PROBLEM TO SOLVE: All of the data below must be reproduced word for word, but without its images.

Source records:
·····

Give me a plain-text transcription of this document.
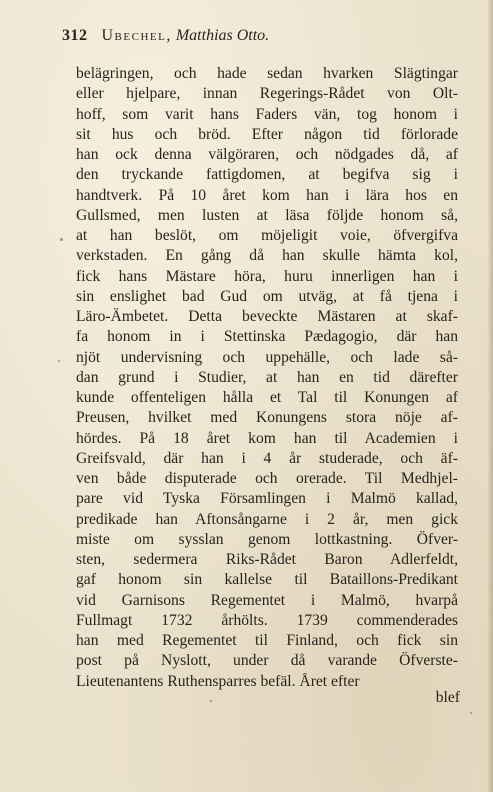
312 Ubechel, Matthias Otto.
belägringen, och hade sedan hvarken Slägtingar
eller hjelpare, innan Regerings-Rådet von Olt-
hoff, som varit hans Faders vän, tog honom i
sit hus och bröd. Efter någon tid förlorade
han ock denna välgöraren, och nödgades då, af
den tryckande fattigdomen, at begifva sig i
handtverk. På 10 året kom han i lära hos en
Gullsmed, men lusten at läsa följde honom så,
at han beslöt, om möjeligit voie, öfvergifva
verkstaden. En gång då han skulle hämta kol,
fick hans Mästare höra, huru innerligen han i
sin enslighet bad Gud om utväg, at få tjena i
Läro-Ämbetet. Detta beveckte Mästaren at skaf-
fa honom in i Stettinska Pædagogio, där han
njöt undervisning och uppehälle, och lade så-
dan grund i Studier, at han en tid därefter
kunde offenteligen hålla et Tal til Konungen af
Preusen, hvilket med Konungens stora nöje af-
hördes. På 18 året kom han til Academien i
Greifsvald, där han i 4 år studerade, och äf-
ven både disputerade och orerade. Til Medhjel-
pare vid Tyska Församlingen i Malmö kallad,
predikade han Aftonsångarne i 2 år, men gick
miste om sysslan genom lottkastning. Öfver-
sten, sedermera Riks-Rådet Baron Adlerfeldt,
gaf honom sin kallelse til Bataillons-Predikant
vid Garnisons Regementet i Malmö, hvarpå
Fullmagt 1732 århölts. 1739 commenderades
han med Regementet til Finland, och fick sin
post på Nyslott, under då varande Öfverste-
Lieutenantens Ruthensparres befäl. Året efter
blef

·····

TASK SOLUTION:
Give me a plain-text transcription of this document.
312 Ubechel, Matthias Otto.
belägringen, och hade sedan hvarken Slägtingar
eller hjelpare, innan Regerings-Rådet von Olt-
hoff, som varit hans Faders vän, tog honom i
sit hus och bröd. Efter någon tid förlorade
han ock denna välgöraren, och nödgades då, af
den tryckande fattigdomen, at begifva sig i
handtverk. På 10 året kom han i lära hos en
Gullsmed, men lusten at läsa följde honom så,
at han beslöt, om möjeligit voie, öfvergifva
verkstaden. En gång då han skulle hämta kol,
fick hans Mästare höra, huru innerligen han i
sin enslighet bad Gud om utväg, at få tjena i
Läro-Ämbetet. Detta beveckte Mästaren at skaf-
fa honom in i Stettinska Pædagogio, där han
njöt undervisning och uppehälle, och lade så-
dan grund i Studier, at han en tid därefter
kunde offenteligen hålla et Tal til Konungen af
Preusen, hvilket med Konungens stora nöje af-
hördes. På 18 året kom han til Academien i
Greifsvald, där han i 4 år studerade, och äf-
ven både disputerade och orerade. Til Medhjel-
pare vid Tyska Församlingen i Malmö kallad,
predikade han Aftonsångarne i 2 år, men gick
miste om sysslan genom lottkastning. Öfver-
sten, sedermera Riks-Rådet Baron Adlerfeldt,
gaf honom sin kallelse til Bataillons-Predikant
vid Garnisons Regementet i Malmö, hvarpå
Fullmagt 1732 århölts. 1739 commenderades
han med Regementet til Finland, och fick sin
post på Nyslott, under då varande Öfverste-
Lieutenantens Ruthensparres befäl. Året efter
blef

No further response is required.